## STATED GOAL
Look through the listing below and work out how many of its lines hold the word "time". Give only the number.
======== SUPPLIED RECORDS ========
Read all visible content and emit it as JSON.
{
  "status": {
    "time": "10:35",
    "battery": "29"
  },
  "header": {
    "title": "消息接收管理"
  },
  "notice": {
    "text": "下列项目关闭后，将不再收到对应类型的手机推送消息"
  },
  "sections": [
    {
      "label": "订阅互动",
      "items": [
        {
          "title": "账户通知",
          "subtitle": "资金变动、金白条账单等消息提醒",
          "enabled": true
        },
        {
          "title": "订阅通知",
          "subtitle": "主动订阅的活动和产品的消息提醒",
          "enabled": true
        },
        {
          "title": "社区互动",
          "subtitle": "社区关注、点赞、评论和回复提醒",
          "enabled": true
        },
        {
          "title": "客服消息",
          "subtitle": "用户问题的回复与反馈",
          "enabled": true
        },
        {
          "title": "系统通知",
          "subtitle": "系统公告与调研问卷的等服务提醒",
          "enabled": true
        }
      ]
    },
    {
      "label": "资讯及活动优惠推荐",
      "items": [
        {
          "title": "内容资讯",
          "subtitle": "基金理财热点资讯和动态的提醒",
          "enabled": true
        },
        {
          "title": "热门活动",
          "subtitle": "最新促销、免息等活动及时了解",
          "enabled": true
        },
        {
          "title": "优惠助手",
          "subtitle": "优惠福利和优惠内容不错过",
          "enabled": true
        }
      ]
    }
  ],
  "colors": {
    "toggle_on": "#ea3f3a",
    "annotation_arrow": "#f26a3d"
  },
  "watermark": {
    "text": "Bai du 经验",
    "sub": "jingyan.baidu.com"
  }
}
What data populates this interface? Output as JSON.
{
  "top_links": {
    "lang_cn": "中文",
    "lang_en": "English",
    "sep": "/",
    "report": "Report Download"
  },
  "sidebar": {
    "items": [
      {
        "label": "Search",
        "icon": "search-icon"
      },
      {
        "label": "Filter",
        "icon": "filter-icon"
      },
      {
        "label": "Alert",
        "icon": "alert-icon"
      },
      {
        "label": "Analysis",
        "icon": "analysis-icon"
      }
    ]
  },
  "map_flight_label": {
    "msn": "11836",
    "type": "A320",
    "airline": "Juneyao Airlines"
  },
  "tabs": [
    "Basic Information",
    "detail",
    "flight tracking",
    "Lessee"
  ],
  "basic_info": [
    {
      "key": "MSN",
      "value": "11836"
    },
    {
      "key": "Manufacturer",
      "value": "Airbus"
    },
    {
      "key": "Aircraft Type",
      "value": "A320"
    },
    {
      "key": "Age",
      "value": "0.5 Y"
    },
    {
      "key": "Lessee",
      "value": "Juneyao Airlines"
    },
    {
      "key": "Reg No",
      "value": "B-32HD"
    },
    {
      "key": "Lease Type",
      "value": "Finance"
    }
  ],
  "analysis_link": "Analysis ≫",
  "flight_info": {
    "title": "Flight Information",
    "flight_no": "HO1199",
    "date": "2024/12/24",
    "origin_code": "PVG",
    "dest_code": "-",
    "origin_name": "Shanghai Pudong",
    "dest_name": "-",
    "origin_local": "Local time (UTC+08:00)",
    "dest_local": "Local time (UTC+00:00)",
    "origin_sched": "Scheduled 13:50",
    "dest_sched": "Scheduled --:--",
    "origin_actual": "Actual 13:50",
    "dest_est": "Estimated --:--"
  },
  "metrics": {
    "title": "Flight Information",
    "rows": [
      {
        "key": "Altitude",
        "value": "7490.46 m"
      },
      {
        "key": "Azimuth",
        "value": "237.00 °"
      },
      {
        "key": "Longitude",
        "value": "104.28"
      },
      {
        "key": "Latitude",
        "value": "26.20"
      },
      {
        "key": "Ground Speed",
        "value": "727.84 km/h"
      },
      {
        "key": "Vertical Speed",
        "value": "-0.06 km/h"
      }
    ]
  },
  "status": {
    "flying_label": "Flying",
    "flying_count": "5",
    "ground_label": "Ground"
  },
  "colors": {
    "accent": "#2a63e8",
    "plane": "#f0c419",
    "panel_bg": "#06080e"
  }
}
========
## RESULT OF THIS TASK
3